EXERCISE TASK - Copy out every line of the records that contains the string "section", matching uppercase and lowercase letters exactly.

** START DATA LINES **

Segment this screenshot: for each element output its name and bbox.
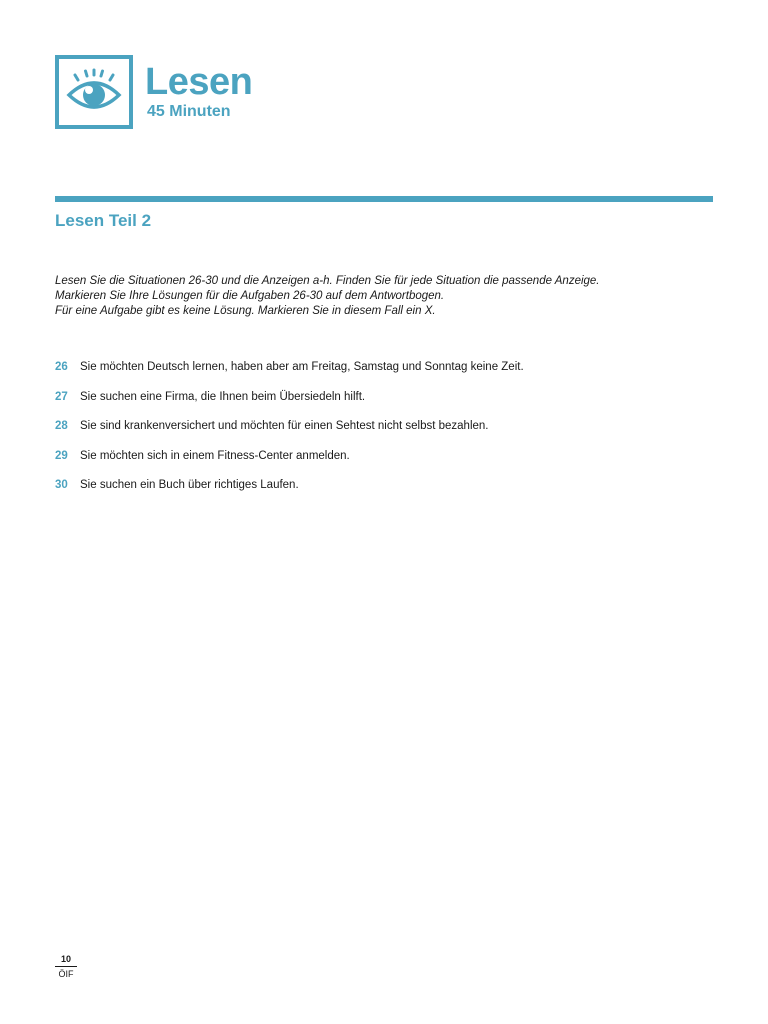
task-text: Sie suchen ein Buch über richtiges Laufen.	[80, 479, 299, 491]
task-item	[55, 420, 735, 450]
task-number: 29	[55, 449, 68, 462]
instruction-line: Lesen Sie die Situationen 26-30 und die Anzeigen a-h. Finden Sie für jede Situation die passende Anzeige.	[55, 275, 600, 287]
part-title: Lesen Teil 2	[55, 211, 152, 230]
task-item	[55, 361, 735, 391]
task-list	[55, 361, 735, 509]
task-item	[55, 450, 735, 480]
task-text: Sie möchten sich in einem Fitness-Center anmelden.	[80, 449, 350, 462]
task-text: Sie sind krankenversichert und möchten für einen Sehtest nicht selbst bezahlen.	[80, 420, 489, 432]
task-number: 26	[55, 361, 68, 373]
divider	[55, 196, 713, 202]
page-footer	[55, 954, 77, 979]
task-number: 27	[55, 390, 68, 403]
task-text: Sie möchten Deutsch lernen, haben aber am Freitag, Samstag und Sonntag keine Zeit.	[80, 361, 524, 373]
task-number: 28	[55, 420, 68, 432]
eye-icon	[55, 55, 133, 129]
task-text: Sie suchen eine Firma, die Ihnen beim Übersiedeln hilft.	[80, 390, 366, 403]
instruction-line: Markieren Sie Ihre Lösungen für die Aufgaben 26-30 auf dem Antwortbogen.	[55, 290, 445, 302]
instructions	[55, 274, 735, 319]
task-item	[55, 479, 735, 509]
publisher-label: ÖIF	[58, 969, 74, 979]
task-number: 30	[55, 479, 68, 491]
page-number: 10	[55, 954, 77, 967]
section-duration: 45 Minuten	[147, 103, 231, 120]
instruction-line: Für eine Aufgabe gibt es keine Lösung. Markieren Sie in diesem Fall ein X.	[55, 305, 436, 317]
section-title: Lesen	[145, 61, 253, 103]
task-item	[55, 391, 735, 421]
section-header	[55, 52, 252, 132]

** END DATA LINES **
** START DATA LINES **

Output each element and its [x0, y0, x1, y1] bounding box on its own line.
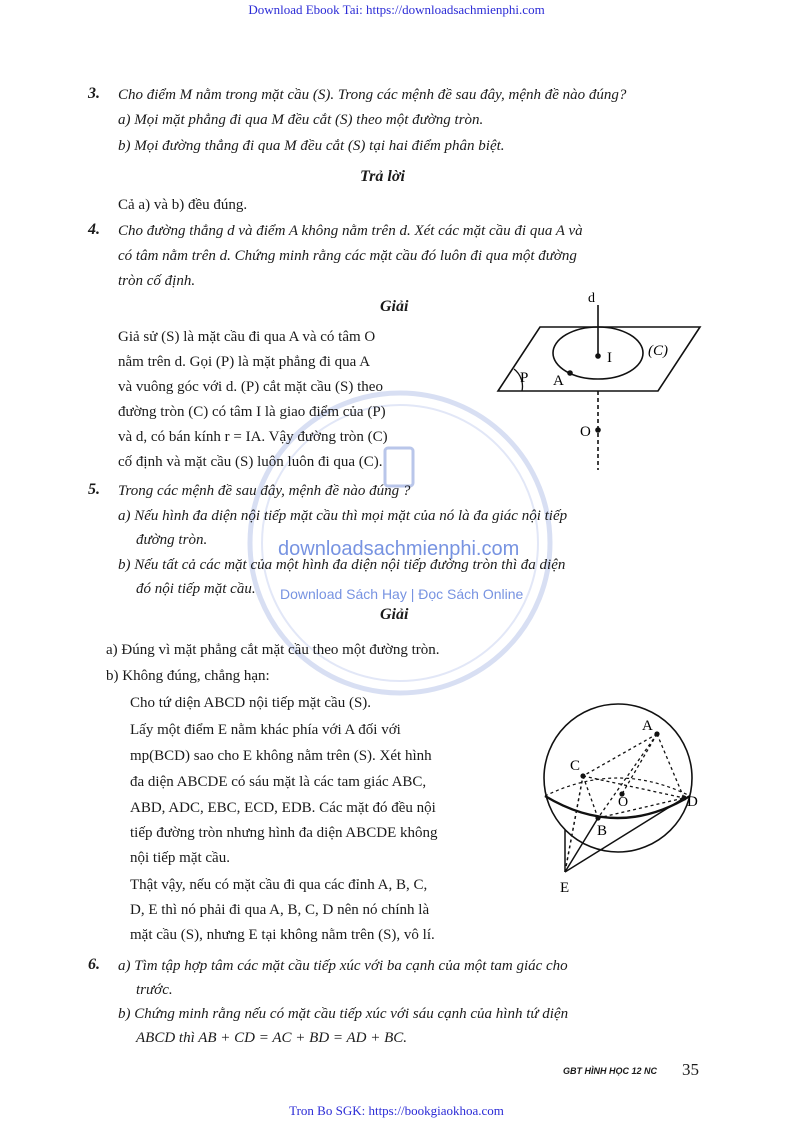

** END DATA LINES **

SOLUTION -
section-duration: 45 Minuten	[147, 103, 231, 120]
section-title: Lesen	[145, 61, 253, 103]
section-header	[55, 52, 252, 132]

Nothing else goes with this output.